▶ TO DO: Would you write out the listing verbatim and skip every picture in it?

▶ RECORD EXCERPTS:
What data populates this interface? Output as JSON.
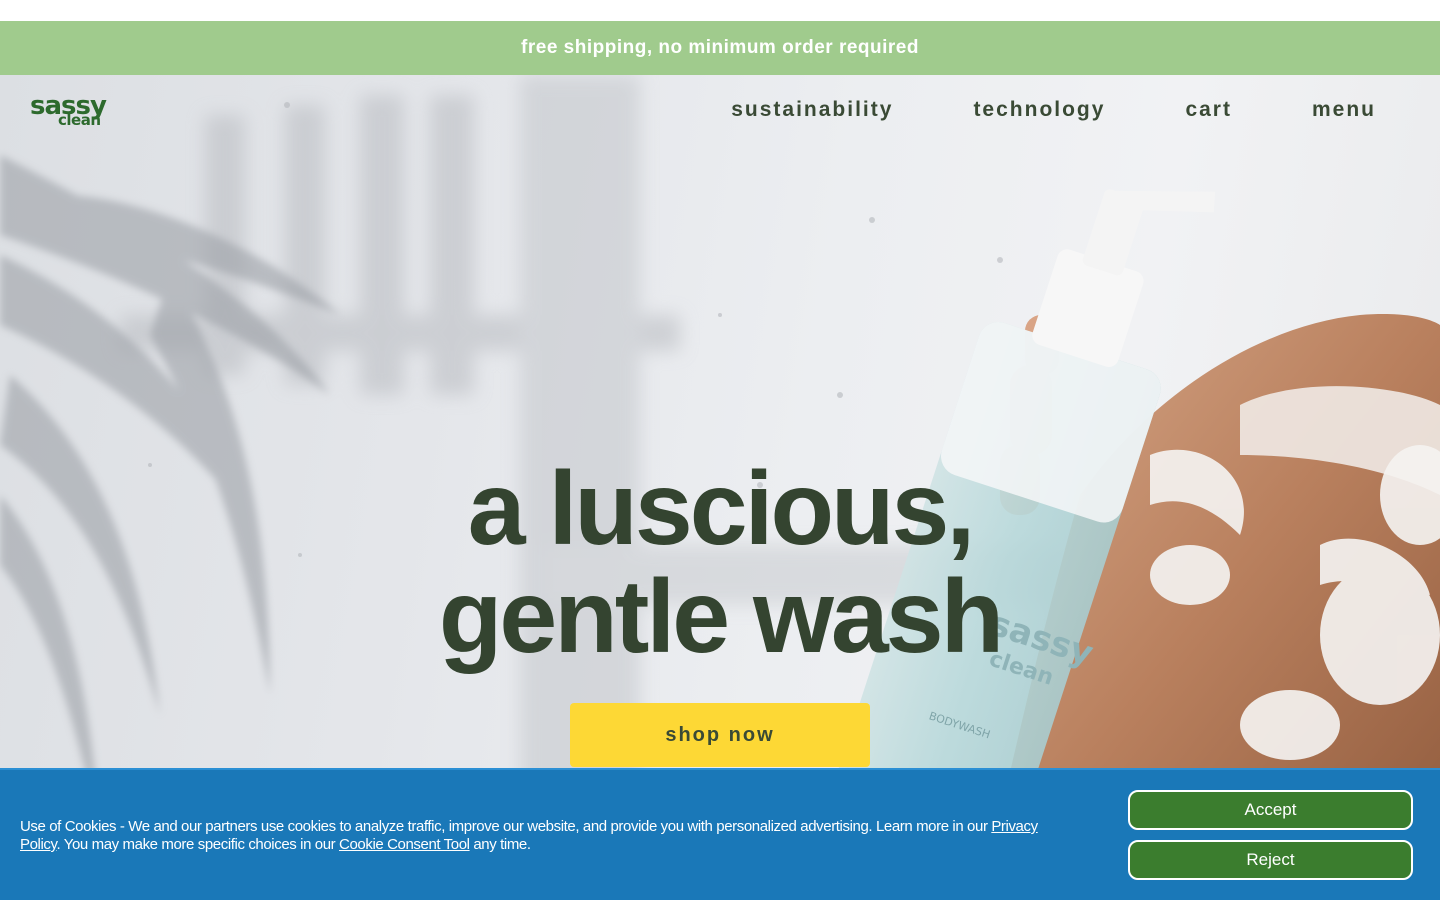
{
  "announcement": {
    "text": "free shipping, no minimum order required"
  },
  "header": {
    "logo_line1": "sassy",
    "logo_line2": "clean",
    "nav": [
      "sustainability",
      "technology",
      "cart",
      "menu"
    ]
  },
  "hero": {
    "headline_line1": "a luscious,",
    "headline_line2": "gentle wash",
    "cta_label": "shop now",
    "bottle_brand_line1": "sassy",
    "bottle_brand_line2": "clean",
    "bottle_label": "BODYWASH"
  },
  "cookie_banner": {
    "text_before_privacy": "Use of Cookies - We and our partners use cookies to analyze traffic, improve our website, and provide you with personalized advertising. Learn more in our ",
    "privacy_link": "Privacy Policy",
    "text_middle": ". You may make more specific choices in our ",
    "consent_link": "Cookie Consent Tool",
    "text_after": " any time.",
    "accept_label": "Accept",
    "reject_label": "Reject"
  },
  "colors": {
    "announcement_bg": "#a0cb8d",
    "brand_green": "#2d6a2d",
    "headline_text": "#344430",
    "cta_bg": "#fdd835",
    "cookie_bg": "#1a78b8",
    "cookie_button_bg": "#3b7d2e"
  }
}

▶ SOLUTION TO THE PROBLEM:
What data populates this interface? Output as JSON.
{
  "announcement": {
    "text": "free shipping, no minimum order required"
  },
  "header": {
    "logo_line1": "sassy",
    "logo_line2": "clean",
    "nav": [
      "sustainability",
      "technology",
      "cart",
      "menu"
    ]
  },
  "hero": {
    "headline_line1": "a luscious,",
    "headline_line2": "gentle wash",
    "cta_label": "shop now",
    "bottle_brand_line1": "sassy",
    "bottle_brand_line2": "clean",
    "bottle_label": "BODYWASH"
  },
  "cookie_banner": {
    "text_before_privacy": "Use of Cookies - We and our partners use cookies to analyze traffic, improve our website, and provide you with personalized advertising. Learn more in our ",
    "privacy_link": "Privacy Policy",
    "text_middle": ". You may make more specific choices in our ",
    "consent_link": "Cookie Consent Tool",
    "text_after": " any time.",
    "accept_label": "Accept",
    "reject_label": "Reject"
  },
  "colors": {
    "announcement_bg": "#a0cb8d",
    "brand_green": "#2d6a2d",
    "headline_text": "#344430",
    "cta_bg": "#fdd835",
    "cookie_bg": "#1a78b8",
    "cookie_button_bg": "#3b7d2e"
  }
}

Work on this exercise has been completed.